Written exercise: For each line below that contains the string "content", copy that line.
# # #
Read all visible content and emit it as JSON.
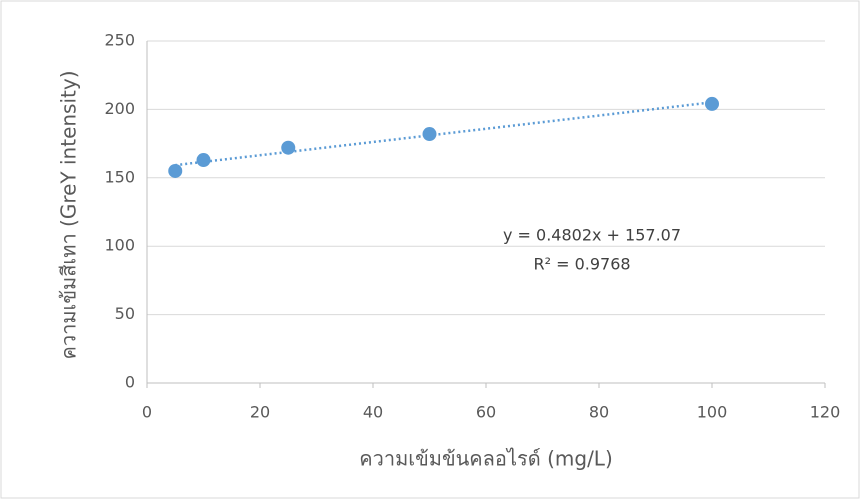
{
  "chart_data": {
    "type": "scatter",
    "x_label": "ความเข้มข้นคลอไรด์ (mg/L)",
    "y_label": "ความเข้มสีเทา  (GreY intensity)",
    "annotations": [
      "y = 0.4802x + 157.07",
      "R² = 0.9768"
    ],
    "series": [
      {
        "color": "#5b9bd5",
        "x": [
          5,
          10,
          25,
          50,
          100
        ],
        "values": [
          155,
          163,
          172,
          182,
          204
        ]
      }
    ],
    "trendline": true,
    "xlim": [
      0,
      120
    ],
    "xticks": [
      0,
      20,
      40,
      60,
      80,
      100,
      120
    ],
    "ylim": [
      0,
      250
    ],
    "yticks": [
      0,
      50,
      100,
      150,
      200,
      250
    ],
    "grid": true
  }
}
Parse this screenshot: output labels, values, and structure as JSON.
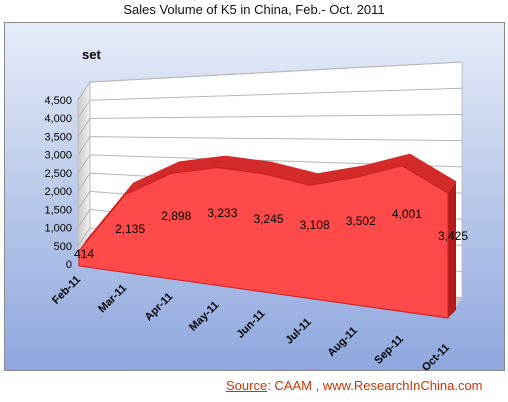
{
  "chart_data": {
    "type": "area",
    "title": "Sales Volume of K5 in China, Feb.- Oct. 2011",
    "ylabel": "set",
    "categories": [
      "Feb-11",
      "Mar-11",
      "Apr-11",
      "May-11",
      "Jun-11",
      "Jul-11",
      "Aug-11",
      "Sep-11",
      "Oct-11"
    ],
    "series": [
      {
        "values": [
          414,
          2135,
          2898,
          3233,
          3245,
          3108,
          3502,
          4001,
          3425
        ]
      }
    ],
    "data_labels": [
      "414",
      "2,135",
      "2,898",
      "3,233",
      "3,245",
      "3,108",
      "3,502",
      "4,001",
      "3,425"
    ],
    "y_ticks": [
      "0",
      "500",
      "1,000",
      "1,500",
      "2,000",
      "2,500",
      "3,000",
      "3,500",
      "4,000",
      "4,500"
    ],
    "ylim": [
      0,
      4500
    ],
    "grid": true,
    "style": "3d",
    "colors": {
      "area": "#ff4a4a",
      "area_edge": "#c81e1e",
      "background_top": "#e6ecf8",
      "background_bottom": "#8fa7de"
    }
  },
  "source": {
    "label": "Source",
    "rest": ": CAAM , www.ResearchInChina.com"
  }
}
# # #
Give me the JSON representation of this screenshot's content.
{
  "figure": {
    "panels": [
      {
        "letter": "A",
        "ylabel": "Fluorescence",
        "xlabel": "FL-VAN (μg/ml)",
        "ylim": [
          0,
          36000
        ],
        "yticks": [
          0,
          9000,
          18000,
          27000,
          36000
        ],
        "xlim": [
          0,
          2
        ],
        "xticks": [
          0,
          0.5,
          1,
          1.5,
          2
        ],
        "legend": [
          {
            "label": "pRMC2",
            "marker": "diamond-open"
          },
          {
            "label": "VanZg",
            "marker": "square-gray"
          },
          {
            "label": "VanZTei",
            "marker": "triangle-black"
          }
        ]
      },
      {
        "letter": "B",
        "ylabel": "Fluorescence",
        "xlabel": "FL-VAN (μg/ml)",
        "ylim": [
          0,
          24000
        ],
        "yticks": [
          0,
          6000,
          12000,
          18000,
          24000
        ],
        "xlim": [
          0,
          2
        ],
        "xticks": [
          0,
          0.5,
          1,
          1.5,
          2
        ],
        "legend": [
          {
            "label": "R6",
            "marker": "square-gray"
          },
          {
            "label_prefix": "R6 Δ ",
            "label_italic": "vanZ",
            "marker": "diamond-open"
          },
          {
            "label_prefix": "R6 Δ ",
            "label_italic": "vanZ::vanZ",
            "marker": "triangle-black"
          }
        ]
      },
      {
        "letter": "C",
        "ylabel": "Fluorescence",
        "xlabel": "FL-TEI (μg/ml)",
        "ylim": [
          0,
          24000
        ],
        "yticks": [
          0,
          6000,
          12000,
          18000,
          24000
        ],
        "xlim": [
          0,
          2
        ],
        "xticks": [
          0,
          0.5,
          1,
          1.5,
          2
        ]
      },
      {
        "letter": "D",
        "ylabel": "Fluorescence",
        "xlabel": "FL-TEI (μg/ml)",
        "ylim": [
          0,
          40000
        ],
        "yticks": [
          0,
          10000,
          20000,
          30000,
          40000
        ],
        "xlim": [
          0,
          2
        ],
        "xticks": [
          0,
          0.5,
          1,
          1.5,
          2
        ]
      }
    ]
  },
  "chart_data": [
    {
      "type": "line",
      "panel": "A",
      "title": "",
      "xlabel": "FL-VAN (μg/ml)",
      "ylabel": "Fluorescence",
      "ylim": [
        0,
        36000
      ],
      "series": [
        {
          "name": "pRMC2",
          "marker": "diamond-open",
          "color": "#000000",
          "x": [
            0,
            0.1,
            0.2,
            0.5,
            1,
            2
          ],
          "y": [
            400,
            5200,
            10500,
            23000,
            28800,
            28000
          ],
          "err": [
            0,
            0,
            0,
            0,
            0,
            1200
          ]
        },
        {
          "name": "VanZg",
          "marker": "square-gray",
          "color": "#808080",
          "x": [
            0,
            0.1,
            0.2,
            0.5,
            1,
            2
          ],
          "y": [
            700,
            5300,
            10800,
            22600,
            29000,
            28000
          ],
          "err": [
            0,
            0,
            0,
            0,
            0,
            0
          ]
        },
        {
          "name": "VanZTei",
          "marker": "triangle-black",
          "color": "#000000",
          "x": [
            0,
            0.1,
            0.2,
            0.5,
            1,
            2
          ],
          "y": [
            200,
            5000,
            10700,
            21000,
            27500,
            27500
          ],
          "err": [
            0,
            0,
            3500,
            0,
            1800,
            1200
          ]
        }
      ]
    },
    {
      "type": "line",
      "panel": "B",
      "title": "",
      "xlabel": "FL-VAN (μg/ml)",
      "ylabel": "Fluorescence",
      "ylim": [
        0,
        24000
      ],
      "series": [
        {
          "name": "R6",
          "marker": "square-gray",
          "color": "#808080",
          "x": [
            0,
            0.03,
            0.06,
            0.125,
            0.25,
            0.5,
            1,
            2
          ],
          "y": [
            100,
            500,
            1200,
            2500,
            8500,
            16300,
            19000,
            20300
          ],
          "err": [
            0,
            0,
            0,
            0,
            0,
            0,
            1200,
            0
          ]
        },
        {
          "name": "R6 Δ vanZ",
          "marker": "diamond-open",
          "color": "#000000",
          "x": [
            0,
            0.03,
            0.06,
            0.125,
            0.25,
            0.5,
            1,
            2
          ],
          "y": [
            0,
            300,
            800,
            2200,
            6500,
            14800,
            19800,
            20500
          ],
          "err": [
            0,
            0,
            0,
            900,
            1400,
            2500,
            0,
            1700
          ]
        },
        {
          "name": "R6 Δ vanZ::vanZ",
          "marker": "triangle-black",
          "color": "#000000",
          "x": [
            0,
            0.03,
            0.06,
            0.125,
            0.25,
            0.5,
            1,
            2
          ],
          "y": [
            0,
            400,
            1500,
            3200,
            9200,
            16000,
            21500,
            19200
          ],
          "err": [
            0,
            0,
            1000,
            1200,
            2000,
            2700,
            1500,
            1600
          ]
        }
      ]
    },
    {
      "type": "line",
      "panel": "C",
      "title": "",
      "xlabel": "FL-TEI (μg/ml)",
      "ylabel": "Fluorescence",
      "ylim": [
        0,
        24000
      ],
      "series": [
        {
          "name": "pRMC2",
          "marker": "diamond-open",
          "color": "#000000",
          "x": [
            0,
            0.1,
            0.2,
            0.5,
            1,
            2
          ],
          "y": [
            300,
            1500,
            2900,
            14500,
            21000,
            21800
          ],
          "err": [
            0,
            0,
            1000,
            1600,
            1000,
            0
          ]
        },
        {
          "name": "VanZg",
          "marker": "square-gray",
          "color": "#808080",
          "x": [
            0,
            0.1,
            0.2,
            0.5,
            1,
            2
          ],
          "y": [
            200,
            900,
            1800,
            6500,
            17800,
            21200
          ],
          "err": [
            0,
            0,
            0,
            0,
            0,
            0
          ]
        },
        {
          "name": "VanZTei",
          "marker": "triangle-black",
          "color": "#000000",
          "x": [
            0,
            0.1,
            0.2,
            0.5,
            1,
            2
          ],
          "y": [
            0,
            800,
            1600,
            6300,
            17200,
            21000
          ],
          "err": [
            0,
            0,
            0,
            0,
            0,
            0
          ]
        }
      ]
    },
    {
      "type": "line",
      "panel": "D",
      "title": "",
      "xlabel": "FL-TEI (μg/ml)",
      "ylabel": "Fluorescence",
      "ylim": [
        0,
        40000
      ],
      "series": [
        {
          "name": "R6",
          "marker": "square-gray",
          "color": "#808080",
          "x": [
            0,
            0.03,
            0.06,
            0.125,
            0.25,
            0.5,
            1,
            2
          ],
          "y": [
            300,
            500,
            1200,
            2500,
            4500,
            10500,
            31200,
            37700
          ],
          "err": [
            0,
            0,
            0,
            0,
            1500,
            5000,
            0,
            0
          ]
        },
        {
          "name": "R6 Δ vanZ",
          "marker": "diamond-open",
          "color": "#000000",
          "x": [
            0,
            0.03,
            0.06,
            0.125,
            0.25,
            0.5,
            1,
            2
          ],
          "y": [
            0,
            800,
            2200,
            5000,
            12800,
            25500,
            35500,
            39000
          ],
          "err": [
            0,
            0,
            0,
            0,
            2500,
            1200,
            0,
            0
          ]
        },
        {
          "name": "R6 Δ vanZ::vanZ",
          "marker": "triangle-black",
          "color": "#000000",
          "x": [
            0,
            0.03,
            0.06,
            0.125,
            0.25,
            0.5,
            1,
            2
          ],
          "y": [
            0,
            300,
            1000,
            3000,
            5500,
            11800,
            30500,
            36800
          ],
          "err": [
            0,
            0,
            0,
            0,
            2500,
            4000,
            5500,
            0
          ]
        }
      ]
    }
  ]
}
# # #
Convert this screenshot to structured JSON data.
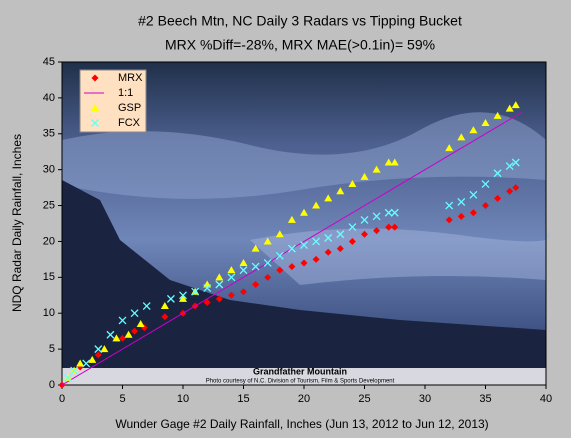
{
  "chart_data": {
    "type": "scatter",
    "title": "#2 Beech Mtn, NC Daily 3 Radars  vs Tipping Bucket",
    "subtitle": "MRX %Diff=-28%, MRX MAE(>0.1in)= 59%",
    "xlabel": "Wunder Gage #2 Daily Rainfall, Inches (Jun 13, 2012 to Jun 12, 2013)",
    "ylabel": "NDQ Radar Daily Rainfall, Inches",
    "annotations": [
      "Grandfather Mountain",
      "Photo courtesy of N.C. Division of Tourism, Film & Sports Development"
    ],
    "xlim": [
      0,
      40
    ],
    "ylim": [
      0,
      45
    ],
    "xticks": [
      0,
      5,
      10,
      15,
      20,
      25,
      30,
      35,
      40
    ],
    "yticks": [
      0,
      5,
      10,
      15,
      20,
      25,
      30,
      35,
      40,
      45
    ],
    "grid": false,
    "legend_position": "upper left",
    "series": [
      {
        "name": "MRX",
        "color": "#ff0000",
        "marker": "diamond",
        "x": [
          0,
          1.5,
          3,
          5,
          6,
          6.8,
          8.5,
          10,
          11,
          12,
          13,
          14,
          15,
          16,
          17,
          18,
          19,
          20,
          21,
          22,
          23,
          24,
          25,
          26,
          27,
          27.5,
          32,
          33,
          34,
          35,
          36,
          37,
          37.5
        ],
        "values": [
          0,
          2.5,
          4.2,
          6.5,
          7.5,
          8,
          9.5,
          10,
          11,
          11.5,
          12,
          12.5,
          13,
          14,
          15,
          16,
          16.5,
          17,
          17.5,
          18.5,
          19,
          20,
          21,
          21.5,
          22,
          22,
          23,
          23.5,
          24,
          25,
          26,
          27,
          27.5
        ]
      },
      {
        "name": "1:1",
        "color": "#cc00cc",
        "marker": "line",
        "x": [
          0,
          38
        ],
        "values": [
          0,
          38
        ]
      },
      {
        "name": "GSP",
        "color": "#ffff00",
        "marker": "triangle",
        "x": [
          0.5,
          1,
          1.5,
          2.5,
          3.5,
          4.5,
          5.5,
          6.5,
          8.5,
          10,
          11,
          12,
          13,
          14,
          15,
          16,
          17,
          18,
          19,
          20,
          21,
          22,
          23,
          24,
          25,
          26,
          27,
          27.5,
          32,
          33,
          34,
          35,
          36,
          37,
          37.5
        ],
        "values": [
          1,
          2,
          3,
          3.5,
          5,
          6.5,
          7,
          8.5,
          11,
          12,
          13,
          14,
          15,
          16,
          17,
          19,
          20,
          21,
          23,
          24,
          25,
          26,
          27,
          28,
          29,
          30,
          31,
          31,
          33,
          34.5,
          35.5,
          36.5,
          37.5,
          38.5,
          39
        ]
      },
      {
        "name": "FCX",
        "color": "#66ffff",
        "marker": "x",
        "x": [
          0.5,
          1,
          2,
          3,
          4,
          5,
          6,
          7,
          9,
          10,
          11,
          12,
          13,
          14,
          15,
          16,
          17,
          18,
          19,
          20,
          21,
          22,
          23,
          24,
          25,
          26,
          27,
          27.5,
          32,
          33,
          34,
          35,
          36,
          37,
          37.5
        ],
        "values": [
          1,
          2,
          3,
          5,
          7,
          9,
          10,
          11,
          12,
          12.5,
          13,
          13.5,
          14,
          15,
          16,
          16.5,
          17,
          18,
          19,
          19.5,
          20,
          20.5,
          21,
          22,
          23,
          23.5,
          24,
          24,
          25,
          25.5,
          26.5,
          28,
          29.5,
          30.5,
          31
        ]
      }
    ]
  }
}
# # #
Reply to the exercise:
Read all visible content and emit it as JSON.
Give me the JSON representation of this screenshot's content.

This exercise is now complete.